* Exercise aim
Gather all lines containing the string "спорта" and copy them out.

* Material for the task
§

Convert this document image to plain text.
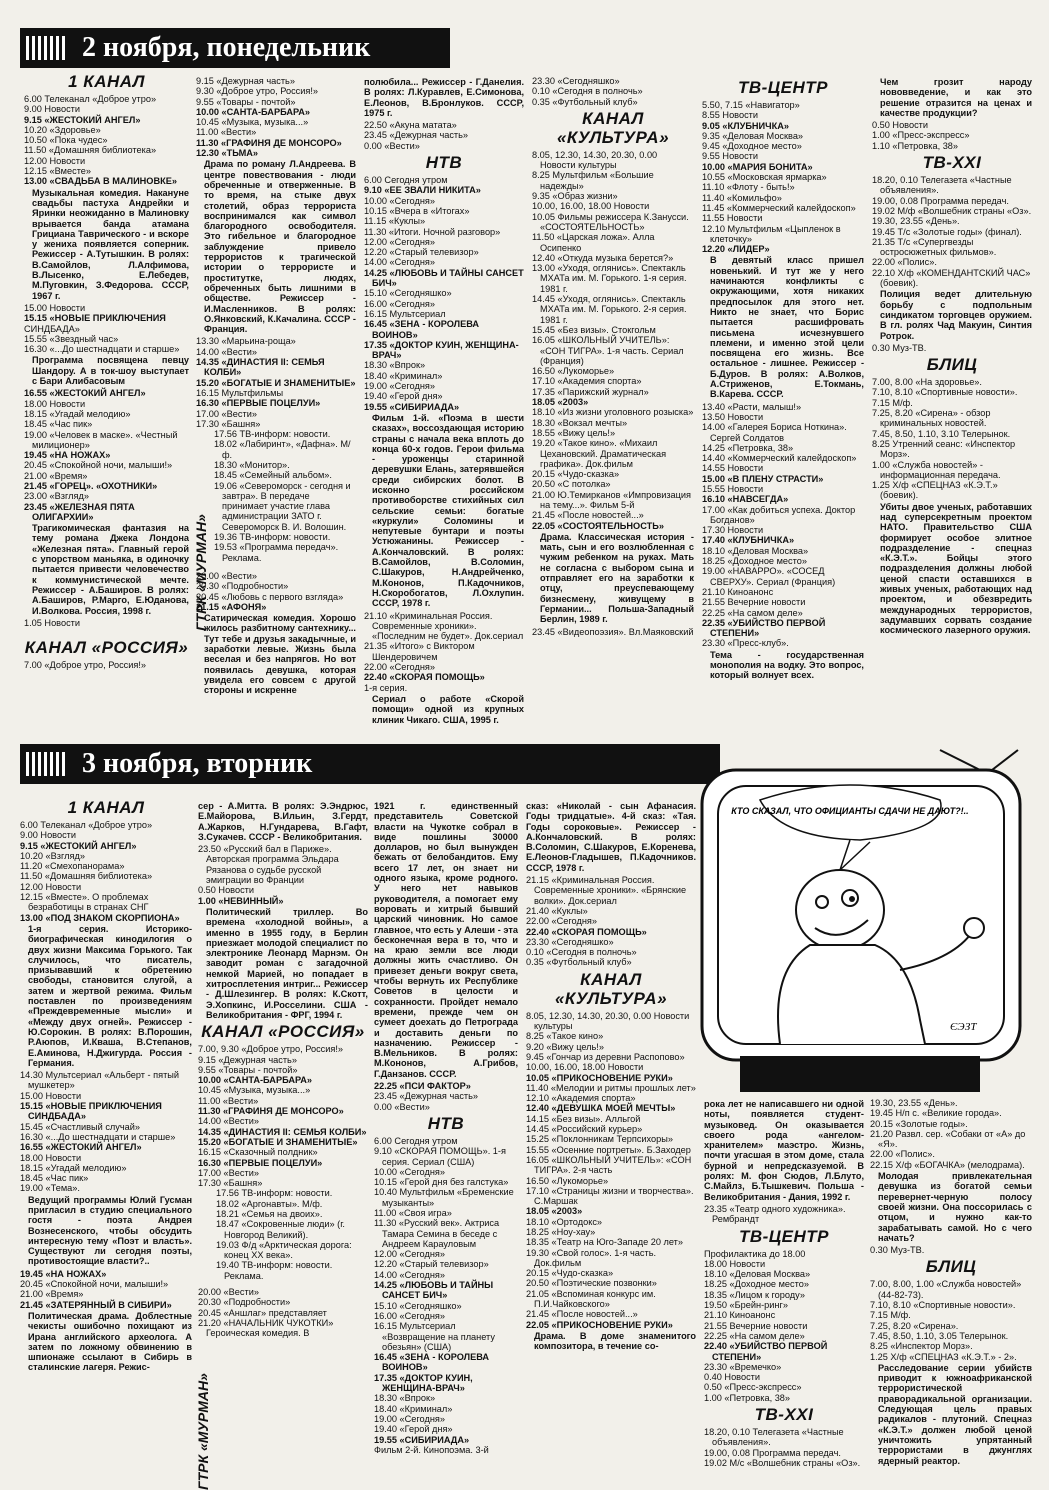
2 ноября, понедельник
1 КАНАЛ
6.00 Телеканал «Доброе утро»
9.00 Новости
9.15 «ЖЕСТОКИЙ АНГЕЛ»
10.20 «Здоровье»
10.50 «Пока чудес»
11.50 «Домашняя библиотека»
12.00 Новости
12.15 «Вместе»
13.00 «СВАДЬБА В МАЛИНОВКЕ»
Музыкальная комедия. Накануне свадьбы пастуха Андрейки и Яринки неожиданно в Малиновку врывается банда атамана Грициана Таврического - и вскоре у жениха появляется соперник. Режиссер - А.Тутышкин. В ролях: В.Самойлов, Л.Алфимова, В.Лысенко, Е.Лебедев, М.Пуговкин, З.Федорова. СССР, 1967 г.
15.00 Новости
15.15 «НОВЫЕ ПРИКЛЮЧЕНИЯ
СИНДБАДА»
15.55 «Звездный час»
16.30 «...До шестнадцати и старше»
Программа посвящена певцу Шандору. А в ток-шоу выступает с Бари Алибасовым
16.55 «ЖЕСТОКИЙ АНГЕЛ»
18.00 Новости
18.15 «Угадай мелодию»
18.45 «Час пик»
19.00 «Человек в маске». «Честный милиционер»
19.45 «НА НОЖАХ»
20.45 «Спокойной ночи, малыши!»
21.00 «Время»
21.45 «ГОРЕЦ». «ОХОТНИКИ»
23.00 «Взгляд»
23.45 «ЖЕЛЕЗНАЯ ПЯТА ОЛИГАРХИИ»
Трагикомическая фантазия на тему романа Джека Лондона «Железная пята». Главный герой с упорством маньяка, в одиночку пытается привести человечество к коммунистической мечте. Режиссер - А.Баширов. В ролях: А.Баширов, Р.Марго, Е.Юданова, И.Волкова. Россия, 1998 г.
1.05 Новости
КАНАЛ «РОССИЯ»
7.00 «Доброе утро, Россия!»
9.15 «Дежурная часть»
9.30 «Доброе утро, Россия!»
9.55 «Товары - почтой»
10.00 «САНТА-БАРБАРА»
10.45 «Музыка, музыка...»
11.00 «Вести»
11.30 «ГРАФИНЯ ДЕ МОНСОРО»
12.30 «ТЬМА»
Драма по роману Л.Андреева. В центре повествования - люди обреченные и отверженные. В то время, на стыке двух столетий, образ террориста воспринимался как символ благородного освободителя. Это гибельное и благородное заблуждение привело террористов к трагической истории о террористе и проститутке, людях, обреченных быть лишними в обществе. Режиссер - И.Масленников. В ролях: О.Янковский, К.Качалина. СССР - Франция.
13.30 «Марьина-роща»
14.00 «Вести»
14.35 «ДИНАСТИЯ II: СЕМЬЯ КОЛБИ»
15.20 «БОГАТЫЕ И ЗНАМЕНИТЫЕ»
16.15 Мультфильмы
16.30 «ПЕРВЫЕ ПОЦЕЛУИ»
17.00 «Вести»
17.30 «Башня»
ГТРК «МУРМАН»
17.56 ТВ-информ: новости.
18.02 «Лабиринт», «Дафна». М/ф.
18.30 «Монитор».
18.45 «Семейный альбом».
19.06 «Североморск - сегодня и завтра». В передаче принимает участие глава администрации ЗАТО г. Североморск В. И. Волошин.
19.36 ТВ-информ: новости.
19.53 «Программа передач». Реклама.
20.00 «Вести»
20.30 «Подробности»
20.45 «Любовь с первого взгляда»
21.15 «АФОНЯ»
Сатирическая комедия. Хорошо жилось разбитному сантехнику... Тут тебе и друзья закадычные, и заработки левые. Жизнь была веселая и без напрягов. Но вот появилась девушка, которая увидела его совсем с другой стороны и искренне
полюбила... Режиссер - Г.Данелия. В ролях: Л.Куравлев, Е.Симонова, Е.Леонов, В.Бронлуков. СССР, 1975 г.
22.50 «Акуна матата»
23.45 «Дежурная часть»
0.00 «Вести»
НТВ
6.00 Сегодня утром
9.10 «ЕЕ ЗВАЛИ НИКИТА»
10.00 «Сегодня»
10.15 «Вчера в «Итогах»
11.15 «Куклы»
11.30 «Итоги. Ночной разговор»
12.00 «Сегодня»
12.20 «Старый телевизор»
14.00 «Сегодня»
14.25 «ЛЮБОВЬ И ТАЙНЫ САНСЕТ БИЧ»
15.10 «Сегодняшко»
16.00 «Сегодня»
16.15 Мультсериал
16.45 «ЗЕНА - КОРОЛЕВА ВОИНОВ»
17.35 «ДОКТОР КУИН, ЖЕНЩИНА-ВРАЧ»
18.30 «Впрок»
18.40 «Криминал»
19.00 «Сегодня»
19.40 «Герой дня»
19.55 «СИБИРИАДА»
Фильм 1-й. «Поэма в шести сказах», воссоздающая историю страны с начала века вплоть до конца 60-х годов. Герои фильма - уроженцы старинной деревушки Елань, затерявшейся среди сибирских болот. В исконно российском противоборстве стихийных сил сельские семьи: богатые «куркули» Соломины и непутевые бунтари и поэты Устюжанины. Режиссер - А.Кончаловский. В ролях: В.Самойлов, В.Соломин, С.Шакуров, Н.Андрейченко, М.Кононов, П.Кадочников, Н.Скоробогатов, Л.Охлупин. СССР, 1978 г.
21.10 «Криминальная Россия. Современные хроники». «Последним не будет». Док.сериал
21.35 «Итого» с Виктором Шендеровичем
22.00 «Сегодня»
22.40 «СКОРАЯ ПОМОЩЬ»
1-я серия.
Сериал о работе «Скорой помощи» одной из крупных клиник Чикаго. США, 1995 г.
23.30 «Сегодняшко»
0.10 «Сегодня в полночь»
0.35 «Футбольный клуб»
КАНАЛ «КУЛЬТУРА»
8.05, 12.30, 14.30, 20.30, 0.00 Новости культуры
8.25 Мультфильм «Большие надежды»
9.35 «Образ жизни»
10.00, 16.00, 18.00 Новости
10.05 Фильмы режиссера К.Занусси. «СОСТОЯТЕЛЬНОСТЬ»
11.50 «Царская ложа». Алла Осипенко
12.40 «Откуда музыка берется?»
13.00 «Уходя, оглянись». Спектакль МХАТа им. М. Горького. 1-я серия. 1981 г.
14.45 «Уходя, оглянись». Спектакль МХАТа им. М. Горького. 2-я серия. 1981 г.
15.45 «Без визы». Стокгольм
16.05 «ШКОЛЬНЫЙ УЧИТЕЛЬ»: «СОН ТИГРА». 1-я часть. Сериал (Франция)
16.50 «Лукоморье»
17.10 «Академия спорта»
17.35 «Парижский журнал»
18.05 «2003»
18.10 «Из жизни уголовного розыска»
18.30 «Вокзал мечты»
18.55 «Вижу цель!»
19.20 «Такое кино». «Михаил Цехановский. Драматическая графика». Док.фильм
20.15 «Чудо-сказка»
20.50 «С потолка»
21.00 Ю.Темирканов «Импровизация на тему...». Фильм 5-й
21.45 «После новостей...»
22.05 «СОСТОЯТЕЛЬНОСТЬ»
Драма. Классическая история - мать, сын и его возлюбленная с чужим ребенком на руках. Мать не согласна с выбором сына и отправляет его на заработки к отцу, преуспевающему бизнесмену, живущему в Германии... Польша-Западный Берлин, 1989 г.
23.45 «Видеопоэзия». Вл.Маяковский
ТВ-ЦЕНТР
5.50, 7.15 «Навигатор»
8.55 Новости
9.05 «КЛУБНИЧКА»
9.35 «Деловая Москва»
9.45 «Доходное место»
9.55 Новости
10.00 «МАРИЯ БОНИТА»
10.55 «Московская ярмарка»
11.10 «Флоту - быть!»
11.40 «Комильфо»
11.45 «Коммерческий калейдоскоп»
11.55 Новости
12.10 Мультфильм «Цыпленок в клеточку»
12.20 «ЛИДЕР»
В девятый класс пришел новенький. И тут же у него начинаются конфликты с окружающими, хотя никаких предпосылок для этого нет. Никто не знает, что Борис пытается расшифровать письмена исчезнувшего племени, и именно этой цели посвящена его жизнь. Все остальное - лишнее. Режиссер - Б.Дуров. В ролях: А.Волков, А.Стриженов, Е.Токмань, В.Карева. СССР.
13.40 «Расти, малыш!»
13.50 Новости
14.00 «Галерея Бориса Ноткина». Сергей Солдатов
14.25 «Петровка, 38»
14.40 «Коммерческий калейдоскоп»
14.55 Новости
15.00 «В ПЛЕНУ СТРАСТИ»
15.55 Новости
16.10 «НАВСЕГДА»
17.00 «Как добиться успеха. Доктор Богданов»
17.30 Новости
17.40 «КЛУБНИЧКА»
18.10 «Деловая Москва»
18.25 «Доходное место»
19.00 «НАВАРРО». «СОСЕД СВЕРХУ». Сериал (Франция)
21.10 Киноанонс
21.55 Вечерние новости
22.25 «На самом деле»
22.35 «УБИЙСТВО ПЕРВОЙ СТЕПЕНИ»
23.30 «Пресс-клуб».
Тема - государственная монополия на водку. Это вопрос, который волнует всех.
Чем грозит народу нововведение, и как это решение отразится на ценах и качестве продукции?
0.50 Новости
1.00 «Пресс-экспресс»
1.10 «Петровка, 38»
ТВ-XXI
18.20, 0.10 Телегазета «Частные объявления».
19.00, 0.08 Программа передач.
19.02 М/ф «Волшебник страны «Оз».
19.30, 23.55 «День».
19.45 Т/с «Золотые годы» (финал).
21.35 Т/с «Супергвезды остросюжетных фильмов».
22.00 «Полис».
22.10 Х/ф «КОМЕНДАНТСКИЙ ЧАС» (боевик).
Полиция ведет длительную борьбу с подпольным синдикатом торговцев оружием. В гл. ролях Чад Макуин, Синтия Ротрок.
0.30 Муз-ТВ.
БЛИЦ
7.00, 8.00 «На здоровье».
7.10, 8.10 «Спортивные новости».
7.15 М/ф.
7.25, 8.20 «Сирена» - обзор криминальных новостей.
7.45, 8.50, 1.10, 3.10 Телерынок.
8.25 Утренний сеанс: «Инспектор Морз».
1.00 «Служба новостей» - информационная передача.
1.25 Х/ф «СПЕЦНАЗ «К.Э.Т.» (боевик).
Убиты двое ученых, работавших над суперсекретным проектом НАТО. Правительство США формирует особое элитное подразделение - спецназ «К.Э.Т.». Бойцы этого подразделения должны любой ценой спасти оставшихся в живых ученых, работающих над проектом, и обезвредить международных террористов, задумавших сорвать создание космического лазерного оружия.
3 ноября, вторник
1 КАНАЛ
6.00 Телеканал «Доброе утро»
9.00 Новости
9.15 «ЖЕСТОКИЙ АНГЕЛ»
10.20 «Взгляд»
11.20 «Смехопанорама»
11.50 «Домашняя библиотека»
12.00 Новости
12.15 «Вместе». О проблемах безработицы в странах СНГ
13.00 «ПОД ЗНАКОМ СКОРПИОНА»
1-я серия. Историко-биографическая кинодилогия о двух жизни Максима Горького. Так случилось, что писатель, призывавший к обретению свободы, становится слугой, а затем и жертвой режима. Фильм поставлен по произведениям «Преждевременные мысли» и «Между двух огней». Режиссер - Ю.Сорокин. В ролях: В.Порошин, Р.Аюпов, И.Кваша, В.Степанов, Е.Аминова, Н.Джигурда. Россия - Германия.
14.30 Мультсериал «Альберт - пятый мушкетер»
15.00 Новости
15.15 «НОВЫЕ ПРИКЛЮЧЕНИЯ СИНДБАДА»
15.45 «Счастливый случай»
16.30 «...До шестнадцати и старше»
16.55 «ЖЕСТОКИЙ АНГЕЛ»
18.00 Новости
18.15 «Угадай мелодию»
18.45 «Час пик»
19.00 «Тема».
Ведущий программы Юлий Гусман пригласил в студию специального гостя - поэта Андрея Вознесенского, чтобы обсудить интересную тему «Поэт и власть». Существуют ли сегодня поэты, противостоящие власти?..
19.45 «НА НОЖАХ»
20.45 «Спокойной ночи, малыши!»
21.00 «Время»
21.45 «ЗАТЕРЯННЫЙ В СИБИРИ»
Политическая драма. Доблестные чекисты ошибочно похищают из Ирана английского археолога. А затем по ложному обвинению в шпионаже ссылают в Сибирь в сталинские лагеря. Режис-
сер - А.Митта. В ролях: Э.Эндрюс, Е.Майорова, В.Ильин, З.Гердт, А.Жарков, Н.Гундарева, В.Гафт, З.Сукачев. СССР - Великобритания.
23.50 «Русский бал в Париже». Авторская программа Эльдара Рязанова о судьбе русской эмиграции во Франции
0.50 Новости
1.00 «НЕВИННЫЙ»
Политический триллер. Во времена «холодной войны», а именно в 1955 году, в Берлин приезжает молодой специалист по электронике Леонард Марнэм. Он заводит роман с загадочной немкой Марией, но попадает в хитросплетения интриг... Режиссер - Д.Шлезингер. В ролях: К.Скотт, Э.Хопкинс, И.Росселини. США - Великобритания - ФРГ, 1994 г.
КАНАЛ «РОССИЯ»
7.00, 9.30 «Доброе утро, Россия!»
9.15 «Дежурная часть»
9.55 «Товары - почтой»
10.00 «САНТА-БАРБАРА»
10.45 «Музыка, музыка...»
11.00 «Вести»
11.30 «ГРАФИНЯ ДЕ МОНСОРО»
14.00 «Вести»
14.35 «ДИНАСТИЯ II: СЕМЬЯ КОЛБИ»
15.20 «БОГАТЫЕ И ЗНАМЕНИТЫЕ»
16.15 «Сказочный полдник»
16.30 «ПЕРВЫЕ ПОЦЕЛУИ»
17.00 «Вести»
17.30 «Башня»
ГТРК «МУРМАН»
17.56 ТВ-информ: новости.
18.02 «Аргонавты». М/ф.
18.21 «Семья на двоих».
18.47 «Сокровенные люди» (г. Новгород Великий).
19.03 Ф/д «Арктическая дорога: конец ХХ века».
19.40 ТВ-информ: новости. Реклама.
20.00 «Вести»
20.30 «Подробности»
20.45 «Аншлаг» представляет
21.20 «НАЧАЛЬНИК ЧУКОТКИ» Героическая комедия. В
1921 г. единственный представитель Советской власти на Чукотке собрал в виде пошлины 30000 долларов, но был вынужден бежать от белобандитов. Ему всего 17 лет, он знает ни одного языка, кроме родного. У него нет навыков руководителя, а помогает ему воровать и хитрый бывший царский чиновник. Но самое главное, что есть у Алеши - эта бесконечная вера в то, что и на краю земли все люди должны жить счастливо. Он привезет деньги вокруг света, чтобы вернуть их Республике Советов в целости и сохранности. Пройдет немало времени, прежде чем он сумеет доехать до Петрограда и доставить деньги по назначению. Режиссер - В.Мельников. В ролях: М.Кононов, А.Грибов, Г.Данзанов. СССР.
22.25 «ПСИ ФАКТОР»
23.45 «Дежурная часть»
0.00 «Вести»
НТВ
6.00 Сегодня утром
9.10 «СКОРАЯ ПОМОЩЬ». 1-я серия. Сериал (США)
10.00 «Сегодня»
10.15 «Герой дня без галстука»
10.40 Мультфильм «Бременские музыканты»
11.00 «Своя игра»
11.30 «Русский век». Актриса Тамара Семина в беседе с Андреем Карауловым
12.00 «Сегодня»
12.20 «Старый телевизор»
14.00 «Сегодня»
14.25 «ЛЮБОВЬ И ТАЙНЫ САНСЕТ БИЧ»
15.10 «Сегодняшко»
16.00 «Сегодня»
16.15 Мультсериал «Возвращение на планету обезьян» (США)
16.45 «ЗЕНА - КОРОЛЕВА ВОИНОВ»
17.35 «ДОКТОР КУИН, ЖЕНЩИНА-ВРАЧ»
18.30 «Впрок»
18.40 «Криминал»
19.00 «Сегодня»
19.40 «Герой дня»
19.55 «СИБИРИАДА»
Фильм 2-й. Кинопоэма. 3-й
сказ: «Николай - сын Афанасия. Годы тридцатые». 4-й сказ: «Тая. Годы сороковые». Режиссер - А.Кончаловский. В ролях: В.Соломин, С.Шакуров, Е.Коренева, Е.Леонов-Гладышев, П.Кадочников. СССР, 1978 г.
21.15 «Криминальная Россия. Современные хроники». «Брянские волки». Док.сериал
21.40 «Куклы»
22.00 «Сегодня»
22.40 «СКОРАЯ ПОМОЩЬ»
23.30 «Сегодняшко»
0.10 «Сегодня в полночь»
0.35 «Футбольный клуб»
КАНАЛ «КУЛЬТУРА»
8.05, 12.30, 14.30, 20.30, 0.00 Новости культуры
8.25 «Такое кино»
9.20 «Вижу цель!»
9.45 «Гончар из деревни Распопово»
10.00, 16.00, 18.00 Новости
10.05 «ПРИКОСНОВЕНИЕ РУКИ»
11.40 «Мелодии и ритмы прошлых лет»
12.10 «Академия спорта»
12.40 «ДЕВУШКА МОЕЙ МЕЧТЫ»
14.15 «Без визы». Алльгой
14.45 «Российский курьер»
15.25 «Поклонникам Терпсихоры»
15.55 «Осенние портреты». Б.Заходер
16.05 «ШКОЛЬНЫЙ УЧИТЕЛЬ»: «СОН ТИГРА». 2-я часть
16.50 «Лукоморье»
17.10 «Страницы жизни и творчества». С.Маршак
18.05 «2003»
18.10 «Ортодокс»
18.25 «Ноу-хау»
18.35 «Театр на Юго-Западе 20 лет»
19.30 «Свой голос». 1-я часть. Док.фильм
20.15 «Чудо-сказка»
20.50 «Поэтические позвонки»
21.05 «Вспоминая конкурс им. П.И.Чайковского»
21.45 «После новостей...»
22.05 «ПРИКОСНОВЕНИЕ РУКИ»
Драма. В доме знаменитого композитора, в течение со-
КТО СКАЗАЛ, ЧТО ОФИЦИАНТЫ СДАЧИ НЕ ДАЮТ?!..
ЄЭЗТ
рока лет не написавшего ни одной ноты, появляется студент-музыковед. Он оказывается своего рода «ангелом-хранителем» маэстро. Жизнь, почти угасшая в этом доме, стала бурной и непредсказуемой. В ролях: М. фон Сюдов, Л.Блуто, С.Майлз, Б.Тышкевич. Польша - Великобритания - Дания, 1992 г.
23.35 «Театр одного художника». Рембрандт
ТВ-ЦЕНТР
Профилактика до 18.00
18.00 Новости
18.10 «Деловая Москва»
18.25 «Доходное место»
18.35 «Лицом к городу»
19.50 «Брейн-ринг»
21.10 Киноанонс
21.55 Вечерние новости
22.25 «На самом деле»
22.40 «УБИЙСТВО ПЕРВОЙ СТЕПЕНИ»
23.30 «Времечко»
0.40 Новости
0.50 «Пресс-экспресс»
1.00 «Петровка, 38»
ТВ-XXI
18.20, 0.10 Телегазета «Частные объявления».
19.00, 0.08 Программа передач.
19.02 М/с «Волшебник страны «Оз».
19.30, 23.55 «День».
19.45 Н/п с. «Великие города».
20.15 «Золотые годы».
21.20 Развл. сер. «Собаки от «А» до «Я».
22.00 «Полис».
22.15 Х/ф «БОГАЧКА» (мелодрама).
Молодая привлекательная девушка из богатой семьи перевернет-черную полосу своей жизни. Она поссорилась с отцом, и нужно как-то зарабатывать самой. Но с чего начать?
0.30 Муз-ТВ.
БЛИЦ
7.00, 8.00, 1.00 «Служба новостей» (44-82-73).
7.10, 8.10 «Спортивные новости».
7.15 М/ф.
7.25, 8.20 «Сирена».
7.45, 8.50, 1.10, 3.05 Телерынок.
8.25 «Инспектор Морз».
1.25 Х/ф «СПЕЦНАЗ «К.Э.Т.» - 2».
Расследование серии убийств приводит к южноафриканской террористической праворадикальной организации. Следующая цель правых радикалов - плутоний. Спецназ «К.Э.Т.» должен любой ценой уничтожить упрятанный террористами в джунглях ядерный реактор.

§

* Written reply
17.10 «Академия спорта»
12.10 «Академия спорта»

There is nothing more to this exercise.